• GOAL: Repeat every entry word for word, but leave the images out of your copy.

— Begin RECORDS PROVIDED —

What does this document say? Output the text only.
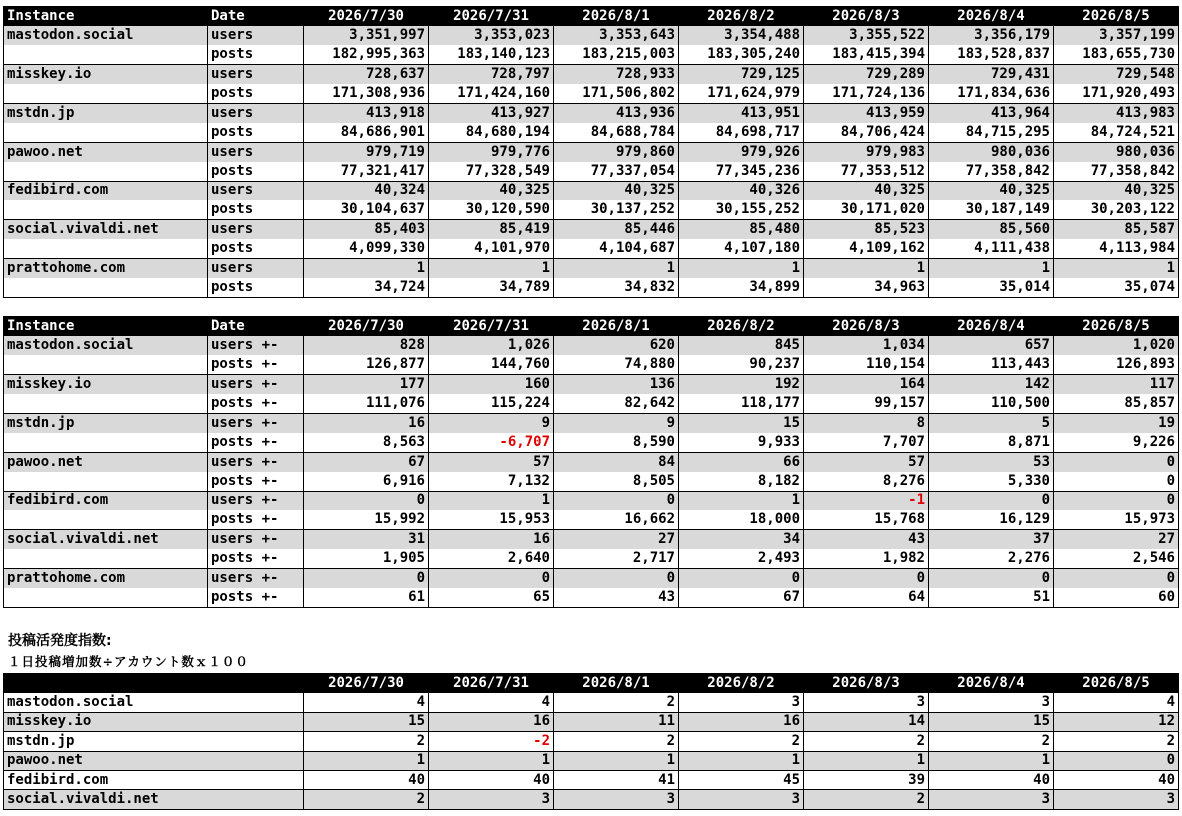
Instance	Date	2026/7/30	2026/7/31	2026/8/1	2026/8/2	2026/8/3	2026/8/4	2026/8/5
mastodon.social	users	3,351,997	3,353,023	3,353,643	3,354,488	3,355,522	3,356,179	3,357,199
	posts	182,995,363	183,140,123	183,215,003	183,305,240	183,415,394	183,528,837	183,655,730
misskey.io	users	728,637	728,797	728,933	729,125	729,289	729,431	729,548
	posts	171,308,936	171,424,160	171,506,802	171,624,979	171,724,136	171,834,636	171,920,493
mstdn.jp	users	413,918	413,927	413,936	413,951	413,959	413,964	413,983
	posts	84,686,901	84,680,194	84,688,784	84,698,717	84,706,424	84,715,295	84,724,521
pawoo.net	users	979,719	979,776	979,860	979,926	979,983	980,036	980,036
	posts	77,321,417	77,328,549	77,337,054	77,345,236	77,353,512	77,358,842	77,358,842
fedibird.com	users	40,324	40,325	40,325	40,326	40,325	40,325	40,325
	posts	30,104,637	30,120,590	30,137,252	30,155,252	30,171,020	30,187,149	30,203,122
social.vivaldi.net	users	85,403	85,419	85,446	85,480	85,523	85,560	85,587
	posts	4,099,330	4,101,970	4,104,687	4,107,180	4,109,162	4,111,438	4,113,984
prattohome.com	users	1	1	1	1	1	1	1
	posts	34,724	34,789	34,832	34,899	34,963	35,014	35,074
Instance	Date	2026/7/30	2026/7/31	2026/8/1	2026/8/2	2026/8/3	2026/8/4	2026/8/5
mastodon.social	users +-	828	1,026	620	845	1,034	657	1,020
	posts +-	126,877	144,760	74,880	90,237	110,154	113,443	126,893
misskey.io	users +-	177	160	136	192	164	142	117
	posts +-	111,076	115,224	82,642	118,177	99,157	110,500	85,857
mstdn.jp	users +-	16	9	9	15	8	5	19
	posts +-	8,563	-6,707	8,590	9,933	7,707	8,871	9,226
pawoo.net	users +-	67	57	84	66	57	53	0
	posts +-	6,916	7,132	8,505	8,182	8,276	5,330	0
fedibird.com	users +-	0	1	0	1	-1	0	0
	posts +-	15,992	15,953	16,662	18,000	15,768	16,129	15,973
social.vivaldi.net	users +-	31	16	27	34	43	37	27
	posts +-	1,905	2,640	2,717	2,493	1,982	2,276	2,546
prattohome.com	users +-	0	0	0	0	0	0	0
	posts +-	61	65	43	67	64	51	60
投稿活発度指数:
１日投稿増加数÷アカウント数ｘ１００
	2026/7/30	2026/7/31	2026/8/1	2026/8/2	2026/8/3	2026/8/4	2026/8/5
mastodon.social	4	4	2	3	3	3	4
misskey.io	15	16	11	16	14	15	12
mstdn.jp	2	-2	2	2	2	2	2
pawoo.net	1	1	1	1	1	1	0
fedibird.com	40	40	41	45	39	40	40
social.vivaldi.net	2	3	3	3	2	3	3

— End RECORDS PROVIDED —

• WRITTEN RESPONSE:
What does this document say? Output the text only.
Instance	Date	2026/7/30	2026/7/31	2026/8/1	2026/8/2	2026/8/3	2026/8/4	2026/8/5
mastodon.social	users	3,351,997	3,353,023	3,353,643	3,354,488	3,355,522	3,356,179	3,357,199
	posts	182,995,363	183,140,123	183,215,003	183,305,240	183,415,394	183,528,837	183,655,730
misskey.io	users	728,637	728,797	728,933	729,125	729,289	729,431	729,548
	posts	171,308,936	171,424,160	171,506,802	171,624,979	171,724,136	171,834,636	171,920,493
mstdn.jp	users	413,918	413,927	413,936	413,951	413,959	413,964	413,983
	posts	84,686,901	84,680,194	84,688,784	84,698,717	84,706,424	84,715,295	84,724,521
pawoo.net	users	979,719	979,776	979,860	979,926	979,983	980,036	980,036
	posts	77,321,417	77,328,549	77,337,054	77,345,236	77,353,512	77,358,842	77,358,842
fedibird.com	users	40,324	40,325	40,325	40,326	40,325	40,325	40,325
	posts	30,104,637	30,120,590	30,137,252	30,155,252	30,171,020	30,187,149	30,203,122
social.vivaldi.net	users	85,403	85,419	85,446	85,480	85,523	85,560	85,587
	posts	4,099,330	4,101,970	4,104,687	4,107,180	4,109,162	4,111,438	4,113,984
prattohome.com	users	1	1	1	1	1	1	1
	posts	34,724	34,789	34,832	34,899	34,963	35,014	35,074
Instance	Date	2026/7/30	2026/7/31	2026/8/1	2026/8/2	2026/8/3	2026/8/4	2026/8/5
mastodon.social	users +-	828	1,026	620	845	1,034	657	1,020
	posts +-	126,877	144,760	74,880	90,237	110,154	113,443	126,893
misskey.io	users +-	177	160	136	192	164	142	117
	posts +-	111,076	115,224	82,642	118,177	99,157	110,500	85,857
mstdn.jp	users +-	16	9	9	15	8	5	19
	posts +-	8,563	-6,707	8,590	9,933	7,707	8,871	9,226
pawoo.net	users +-	67	57	84	66	57	53	0
	posts +-	6,916	7,132	8,505	8,182	8,276	5,330	0
fedibird.com	users +-	0	1	0	1	-1	0	0
	posts +-	15,992	15,953	16,662	18,000	15,768	16,129	15,973
social.vivaldi.net	users +-	31	16	27	34	43	37	27
	posts +-	1,905	2,640	2,717	2,493	1,982	2,276	2,546
prattohome.com	users +-	0	0	0	0	0	0	0
	posts +-	61	65	43	67	64	51	60
投稿活発度指数:
１日投稿増加数÷アカウント数ｘ１００
	2026/7/30	2026/7/31	2026/8/1	2026/8/2	2026/8/3	2026/8/4	2026/8/5
mastodon.social	4	4	2	3	3	3	4
misskey.io	15	16	11	16	14	15	12
mstdn.jp	2	-2	2	2	2	2	2
pawoo.net	1	1	1	1	1	1	0
fedibird.com	40	40	41	45	39	40	40
social.vivaldi.net	2	3	3	3	2	3	3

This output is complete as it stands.